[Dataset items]
--- BEGIN ---

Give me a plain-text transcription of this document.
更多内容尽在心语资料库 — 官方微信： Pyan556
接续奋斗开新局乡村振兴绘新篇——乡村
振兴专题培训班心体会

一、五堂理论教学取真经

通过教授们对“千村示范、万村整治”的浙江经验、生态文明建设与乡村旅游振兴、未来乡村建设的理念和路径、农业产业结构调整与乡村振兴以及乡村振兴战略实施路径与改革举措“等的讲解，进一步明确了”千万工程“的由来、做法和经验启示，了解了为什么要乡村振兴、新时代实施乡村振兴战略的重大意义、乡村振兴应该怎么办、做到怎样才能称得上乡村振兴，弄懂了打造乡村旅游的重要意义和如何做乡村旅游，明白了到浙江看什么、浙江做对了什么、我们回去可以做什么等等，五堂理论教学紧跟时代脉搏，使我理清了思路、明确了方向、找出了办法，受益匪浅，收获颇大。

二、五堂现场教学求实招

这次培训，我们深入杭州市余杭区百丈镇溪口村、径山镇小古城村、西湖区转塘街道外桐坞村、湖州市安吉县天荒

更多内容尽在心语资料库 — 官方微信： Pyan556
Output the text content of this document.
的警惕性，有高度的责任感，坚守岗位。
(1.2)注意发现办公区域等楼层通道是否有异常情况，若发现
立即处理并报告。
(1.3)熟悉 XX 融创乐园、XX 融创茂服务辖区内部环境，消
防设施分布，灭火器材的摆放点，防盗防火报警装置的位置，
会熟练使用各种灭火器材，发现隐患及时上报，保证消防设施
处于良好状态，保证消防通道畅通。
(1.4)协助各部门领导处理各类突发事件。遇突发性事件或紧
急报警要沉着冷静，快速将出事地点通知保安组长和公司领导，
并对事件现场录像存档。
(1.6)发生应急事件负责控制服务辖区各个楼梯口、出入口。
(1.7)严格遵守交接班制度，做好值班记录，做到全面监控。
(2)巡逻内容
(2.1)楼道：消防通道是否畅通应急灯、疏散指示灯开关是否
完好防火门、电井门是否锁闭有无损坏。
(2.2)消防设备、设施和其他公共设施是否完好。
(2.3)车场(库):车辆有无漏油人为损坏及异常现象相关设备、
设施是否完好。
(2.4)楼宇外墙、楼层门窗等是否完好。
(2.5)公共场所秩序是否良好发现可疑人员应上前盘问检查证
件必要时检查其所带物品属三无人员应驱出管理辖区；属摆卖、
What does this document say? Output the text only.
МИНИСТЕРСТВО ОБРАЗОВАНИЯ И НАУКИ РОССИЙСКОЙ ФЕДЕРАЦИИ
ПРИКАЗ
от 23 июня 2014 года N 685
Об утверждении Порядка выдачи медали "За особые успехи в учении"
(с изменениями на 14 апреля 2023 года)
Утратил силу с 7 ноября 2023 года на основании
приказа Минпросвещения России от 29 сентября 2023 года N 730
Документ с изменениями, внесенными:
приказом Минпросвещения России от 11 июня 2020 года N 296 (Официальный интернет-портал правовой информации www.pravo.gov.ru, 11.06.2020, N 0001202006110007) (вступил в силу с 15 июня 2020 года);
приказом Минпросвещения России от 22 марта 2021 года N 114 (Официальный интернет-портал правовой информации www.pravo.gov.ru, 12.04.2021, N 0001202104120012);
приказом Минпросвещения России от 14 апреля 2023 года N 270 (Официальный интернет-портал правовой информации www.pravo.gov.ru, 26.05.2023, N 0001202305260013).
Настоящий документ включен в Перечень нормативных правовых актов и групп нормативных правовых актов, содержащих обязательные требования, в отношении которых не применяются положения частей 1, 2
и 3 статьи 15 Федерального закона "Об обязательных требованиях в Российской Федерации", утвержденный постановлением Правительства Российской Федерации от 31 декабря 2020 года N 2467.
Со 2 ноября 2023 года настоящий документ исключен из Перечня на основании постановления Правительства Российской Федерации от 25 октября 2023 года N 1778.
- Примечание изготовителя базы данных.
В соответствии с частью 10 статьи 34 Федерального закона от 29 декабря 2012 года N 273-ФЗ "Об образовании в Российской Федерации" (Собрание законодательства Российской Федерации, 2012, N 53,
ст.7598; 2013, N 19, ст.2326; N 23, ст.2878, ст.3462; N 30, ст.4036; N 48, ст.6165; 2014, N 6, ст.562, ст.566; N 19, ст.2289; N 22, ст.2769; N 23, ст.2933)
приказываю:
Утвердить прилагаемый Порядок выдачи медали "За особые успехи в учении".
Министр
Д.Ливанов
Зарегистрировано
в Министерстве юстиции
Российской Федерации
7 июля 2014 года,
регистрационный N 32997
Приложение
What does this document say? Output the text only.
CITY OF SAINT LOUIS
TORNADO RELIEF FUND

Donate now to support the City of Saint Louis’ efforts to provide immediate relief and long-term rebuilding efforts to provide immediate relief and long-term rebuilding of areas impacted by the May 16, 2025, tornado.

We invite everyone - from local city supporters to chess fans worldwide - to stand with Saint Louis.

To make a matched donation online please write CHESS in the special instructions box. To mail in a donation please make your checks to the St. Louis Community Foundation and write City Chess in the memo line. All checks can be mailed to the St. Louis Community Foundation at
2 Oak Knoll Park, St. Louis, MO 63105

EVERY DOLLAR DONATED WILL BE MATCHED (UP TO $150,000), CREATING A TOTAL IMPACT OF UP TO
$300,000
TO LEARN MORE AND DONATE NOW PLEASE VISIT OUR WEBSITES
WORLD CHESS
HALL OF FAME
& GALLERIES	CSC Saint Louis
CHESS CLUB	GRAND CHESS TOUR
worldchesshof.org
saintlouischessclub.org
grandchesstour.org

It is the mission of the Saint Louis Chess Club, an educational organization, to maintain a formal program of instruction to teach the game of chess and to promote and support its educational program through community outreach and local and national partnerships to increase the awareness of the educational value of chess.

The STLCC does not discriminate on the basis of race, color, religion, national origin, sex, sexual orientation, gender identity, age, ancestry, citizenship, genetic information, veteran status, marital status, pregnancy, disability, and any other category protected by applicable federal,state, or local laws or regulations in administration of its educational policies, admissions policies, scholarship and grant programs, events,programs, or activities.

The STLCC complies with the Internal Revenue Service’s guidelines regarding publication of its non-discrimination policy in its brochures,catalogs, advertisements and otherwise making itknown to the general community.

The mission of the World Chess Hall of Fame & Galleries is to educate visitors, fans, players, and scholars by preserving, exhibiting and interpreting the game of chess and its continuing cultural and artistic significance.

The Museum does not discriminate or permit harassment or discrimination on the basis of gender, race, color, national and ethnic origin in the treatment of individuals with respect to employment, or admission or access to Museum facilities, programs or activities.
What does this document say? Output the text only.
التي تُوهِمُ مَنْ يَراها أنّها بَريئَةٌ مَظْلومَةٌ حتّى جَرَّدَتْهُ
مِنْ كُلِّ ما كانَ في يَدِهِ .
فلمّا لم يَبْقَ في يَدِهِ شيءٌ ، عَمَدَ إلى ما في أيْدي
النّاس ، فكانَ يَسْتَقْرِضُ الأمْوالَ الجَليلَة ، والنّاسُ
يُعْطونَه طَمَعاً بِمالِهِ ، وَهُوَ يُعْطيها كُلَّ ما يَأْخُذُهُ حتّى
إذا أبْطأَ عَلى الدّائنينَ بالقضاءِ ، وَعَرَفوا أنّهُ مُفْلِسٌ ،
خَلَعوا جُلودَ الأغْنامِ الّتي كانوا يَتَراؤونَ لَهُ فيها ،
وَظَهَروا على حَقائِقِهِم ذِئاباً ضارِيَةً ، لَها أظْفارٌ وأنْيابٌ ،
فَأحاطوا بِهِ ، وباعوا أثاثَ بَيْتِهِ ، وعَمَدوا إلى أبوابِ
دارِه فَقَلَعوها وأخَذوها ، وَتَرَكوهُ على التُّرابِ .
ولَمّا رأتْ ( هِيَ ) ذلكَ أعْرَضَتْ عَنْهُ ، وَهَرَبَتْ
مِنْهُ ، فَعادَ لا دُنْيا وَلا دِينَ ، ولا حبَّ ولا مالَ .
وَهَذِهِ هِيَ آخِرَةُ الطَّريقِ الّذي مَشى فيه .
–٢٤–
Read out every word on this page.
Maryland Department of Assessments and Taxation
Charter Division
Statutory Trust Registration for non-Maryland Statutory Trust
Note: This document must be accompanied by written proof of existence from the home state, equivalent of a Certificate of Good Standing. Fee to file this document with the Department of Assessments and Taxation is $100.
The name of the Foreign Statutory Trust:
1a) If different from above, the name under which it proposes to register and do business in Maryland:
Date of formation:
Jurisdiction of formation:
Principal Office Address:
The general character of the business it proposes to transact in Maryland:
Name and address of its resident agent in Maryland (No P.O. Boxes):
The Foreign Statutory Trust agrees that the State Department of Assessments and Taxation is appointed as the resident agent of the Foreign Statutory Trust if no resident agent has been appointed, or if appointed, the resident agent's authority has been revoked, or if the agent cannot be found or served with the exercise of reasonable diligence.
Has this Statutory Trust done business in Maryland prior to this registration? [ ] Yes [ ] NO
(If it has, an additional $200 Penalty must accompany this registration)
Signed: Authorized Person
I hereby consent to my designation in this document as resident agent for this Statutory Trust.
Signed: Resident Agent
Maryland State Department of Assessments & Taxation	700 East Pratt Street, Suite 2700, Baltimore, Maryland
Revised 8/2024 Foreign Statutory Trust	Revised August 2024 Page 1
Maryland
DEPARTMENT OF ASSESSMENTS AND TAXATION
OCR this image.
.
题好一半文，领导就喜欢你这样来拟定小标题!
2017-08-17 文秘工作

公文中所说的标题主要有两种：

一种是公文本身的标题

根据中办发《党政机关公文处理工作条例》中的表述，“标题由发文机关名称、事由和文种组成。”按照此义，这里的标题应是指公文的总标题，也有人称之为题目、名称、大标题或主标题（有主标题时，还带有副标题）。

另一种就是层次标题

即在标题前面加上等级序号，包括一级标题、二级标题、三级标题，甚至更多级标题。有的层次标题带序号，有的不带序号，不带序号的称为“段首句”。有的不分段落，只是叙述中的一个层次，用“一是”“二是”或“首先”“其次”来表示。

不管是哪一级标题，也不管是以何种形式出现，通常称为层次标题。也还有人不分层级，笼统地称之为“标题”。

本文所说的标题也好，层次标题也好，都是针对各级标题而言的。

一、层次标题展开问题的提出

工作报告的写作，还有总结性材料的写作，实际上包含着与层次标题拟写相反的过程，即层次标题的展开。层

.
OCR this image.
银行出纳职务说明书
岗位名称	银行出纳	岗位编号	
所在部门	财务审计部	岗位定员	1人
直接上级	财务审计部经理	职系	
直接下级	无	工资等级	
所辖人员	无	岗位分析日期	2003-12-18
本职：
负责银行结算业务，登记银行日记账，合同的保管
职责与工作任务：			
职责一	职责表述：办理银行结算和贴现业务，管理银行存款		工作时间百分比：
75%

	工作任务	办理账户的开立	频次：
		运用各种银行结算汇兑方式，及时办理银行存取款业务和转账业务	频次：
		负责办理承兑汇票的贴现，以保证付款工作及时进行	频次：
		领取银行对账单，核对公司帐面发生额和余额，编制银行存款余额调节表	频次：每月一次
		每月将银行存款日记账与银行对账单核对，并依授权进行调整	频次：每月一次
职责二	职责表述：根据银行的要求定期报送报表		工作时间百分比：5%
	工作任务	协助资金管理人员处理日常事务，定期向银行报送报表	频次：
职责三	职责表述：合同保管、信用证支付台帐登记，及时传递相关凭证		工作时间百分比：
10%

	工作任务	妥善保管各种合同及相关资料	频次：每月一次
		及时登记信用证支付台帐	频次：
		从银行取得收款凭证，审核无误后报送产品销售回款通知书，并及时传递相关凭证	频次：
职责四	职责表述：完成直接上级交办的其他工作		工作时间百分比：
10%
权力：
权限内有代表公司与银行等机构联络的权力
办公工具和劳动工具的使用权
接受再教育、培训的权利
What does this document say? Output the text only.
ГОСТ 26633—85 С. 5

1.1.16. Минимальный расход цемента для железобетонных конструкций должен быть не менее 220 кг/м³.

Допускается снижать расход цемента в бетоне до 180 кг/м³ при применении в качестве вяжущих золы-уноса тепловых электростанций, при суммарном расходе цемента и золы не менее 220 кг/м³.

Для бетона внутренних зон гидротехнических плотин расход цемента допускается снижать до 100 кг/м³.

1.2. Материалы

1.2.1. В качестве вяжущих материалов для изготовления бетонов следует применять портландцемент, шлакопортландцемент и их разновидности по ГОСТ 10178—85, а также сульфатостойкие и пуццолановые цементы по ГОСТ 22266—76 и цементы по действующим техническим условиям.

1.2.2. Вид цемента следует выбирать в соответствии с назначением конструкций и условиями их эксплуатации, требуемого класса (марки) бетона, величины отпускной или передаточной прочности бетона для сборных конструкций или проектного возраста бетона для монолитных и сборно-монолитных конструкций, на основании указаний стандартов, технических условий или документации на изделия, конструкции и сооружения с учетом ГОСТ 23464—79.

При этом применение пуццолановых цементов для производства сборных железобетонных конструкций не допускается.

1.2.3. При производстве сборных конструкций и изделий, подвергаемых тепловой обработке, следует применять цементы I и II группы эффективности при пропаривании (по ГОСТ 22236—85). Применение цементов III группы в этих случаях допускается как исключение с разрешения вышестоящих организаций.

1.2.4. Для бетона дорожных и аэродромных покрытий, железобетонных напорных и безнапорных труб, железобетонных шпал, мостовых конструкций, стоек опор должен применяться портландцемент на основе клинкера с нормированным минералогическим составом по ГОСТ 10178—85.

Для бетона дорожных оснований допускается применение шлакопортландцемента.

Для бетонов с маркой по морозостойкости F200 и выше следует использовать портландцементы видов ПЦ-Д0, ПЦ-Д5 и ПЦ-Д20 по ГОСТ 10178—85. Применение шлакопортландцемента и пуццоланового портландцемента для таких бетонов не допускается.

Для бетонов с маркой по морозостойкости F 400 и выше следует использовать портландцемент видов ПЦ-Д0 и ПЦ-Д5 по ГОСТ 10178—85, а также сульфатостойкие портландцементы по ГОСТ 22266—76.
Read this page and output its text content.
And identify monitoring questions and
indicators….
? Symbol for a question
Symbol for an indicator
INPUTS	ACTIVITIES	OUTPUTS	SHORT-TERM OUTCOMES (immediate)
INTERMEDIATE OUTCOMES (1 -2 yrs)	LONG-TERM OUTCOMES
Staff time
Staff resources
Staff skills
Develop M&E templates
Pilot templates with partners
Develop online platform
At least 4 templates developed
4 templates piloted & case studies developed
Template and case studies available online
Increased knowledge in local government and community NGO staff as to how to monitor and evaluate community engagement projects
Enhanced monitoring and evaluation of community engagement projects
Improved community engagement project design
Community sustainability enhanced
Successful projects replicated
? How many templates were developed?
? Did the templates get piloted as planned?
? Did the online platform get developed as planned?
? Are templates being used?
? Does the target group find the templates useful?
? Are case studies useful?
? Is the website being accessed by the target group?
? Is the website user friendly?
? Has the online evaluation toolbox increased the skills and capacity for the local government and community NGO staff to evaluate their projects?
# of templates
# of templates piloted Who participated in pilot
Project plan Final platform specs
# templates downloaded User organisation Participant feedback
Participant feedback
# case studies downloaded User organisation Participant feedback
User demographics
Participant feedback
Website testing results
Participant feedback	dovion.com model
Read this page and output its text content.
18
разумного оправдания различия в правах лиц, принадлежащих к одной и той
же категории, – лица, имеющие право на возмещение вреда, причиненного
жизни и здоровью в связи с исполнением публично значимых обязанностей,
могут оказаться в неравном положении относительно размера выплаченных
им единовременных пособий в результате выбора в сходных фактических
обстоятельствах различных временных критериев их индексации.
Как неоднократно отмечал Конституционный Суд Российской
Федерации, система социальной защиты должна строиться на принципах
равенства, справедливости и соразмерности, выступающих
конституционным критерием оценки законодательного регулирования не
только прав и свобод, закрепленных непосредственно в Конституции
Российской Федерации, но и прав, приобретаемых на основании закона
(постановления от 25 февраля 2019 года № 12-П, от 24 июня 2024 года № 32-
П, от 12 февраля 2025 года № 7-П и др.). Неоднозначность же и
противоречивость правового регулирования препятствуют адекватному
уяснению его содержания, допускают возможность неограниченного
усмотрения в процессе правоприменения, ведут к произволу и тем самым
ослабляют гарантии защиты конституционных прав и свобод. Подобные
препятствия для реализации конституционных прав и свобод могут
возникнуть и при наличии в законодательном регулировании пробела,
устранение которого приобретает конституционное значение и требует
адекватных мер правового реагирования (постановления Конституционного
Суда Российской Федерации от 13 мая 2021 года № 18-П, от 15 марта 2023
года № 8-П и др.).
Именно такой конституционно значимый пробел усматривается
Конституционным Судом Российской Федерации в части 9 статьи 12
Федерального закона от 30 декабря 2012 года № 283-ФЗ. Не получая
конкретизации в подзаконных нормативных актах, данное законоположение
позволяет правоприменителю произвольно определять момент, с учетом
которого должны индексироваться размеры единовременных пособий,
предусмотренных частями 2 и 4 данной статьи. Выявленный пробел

--- END ---

Find the word "ГОСТ" in the entries, and copy every line it shows up in.

ГОСТ 26633—85 С. 5
1.2.1. В качестве вяжущих материалов для изготовления бетонов следует применять портландцемент, шлакопортландцемент и их разновидности по ГОСТ 10178—85, а также сульфатостойкие и пуццолановые цементы по ГОСТ 22266—76 и цементы по действующим техническим условиям.
1.2.2. Вид цемента следует выбирать в соответствии с назначением конструкций и условиями их эксплуатации, требуемого класса (марки) бетона, величины отпускной или передаточной прочности бетона для сборных конструкций или проектного возраста бетона для монолитных и сборно-монолитных конструкций, на основании указаний стандартов, технических условий или документации на изделия, конструкции и сооружения с учетом ГОСТ 23464—79.
1.2.3. При производстве сборных конструкций и изделий, подвергаемых тепловой обработке, следует применять цементы I и II группы эффективности при пропаривании (по ГОСТ 22236—85). Применение цементов III группы в этих случаях допускается как исключение с разрешения вышестоящих организаций.
1.2.4. Для бетона дорожных и аэродромных покрытий, железобетонных напорных и безнапорных труб, железобетонных шпал, мостовых конструкций, стоек опор должен применяться портландцемент на основе клинкера с нормированным минералогическим составом по ГОСТ 10178—85.
Для бетонов с маркой по морозостойкости F200 и выше следует использовать портландцементы видов ПЦ-Д0, ПЦ-Д5 и ПЦ-Д20 по ГОСТ 10178—85. Применение шлакопортландцемента и пуццоланового портландцемента для таких бетонов не допускается.
Для бетонов с маркой по морозостойкости F 400 и выше следует использовать портландцемент видов ПЦ-Д0 и ПЦ-Д5 по ГОСТ 10178—85, а также сульфатостойкие портландцементы по ГОСТ 22266—76.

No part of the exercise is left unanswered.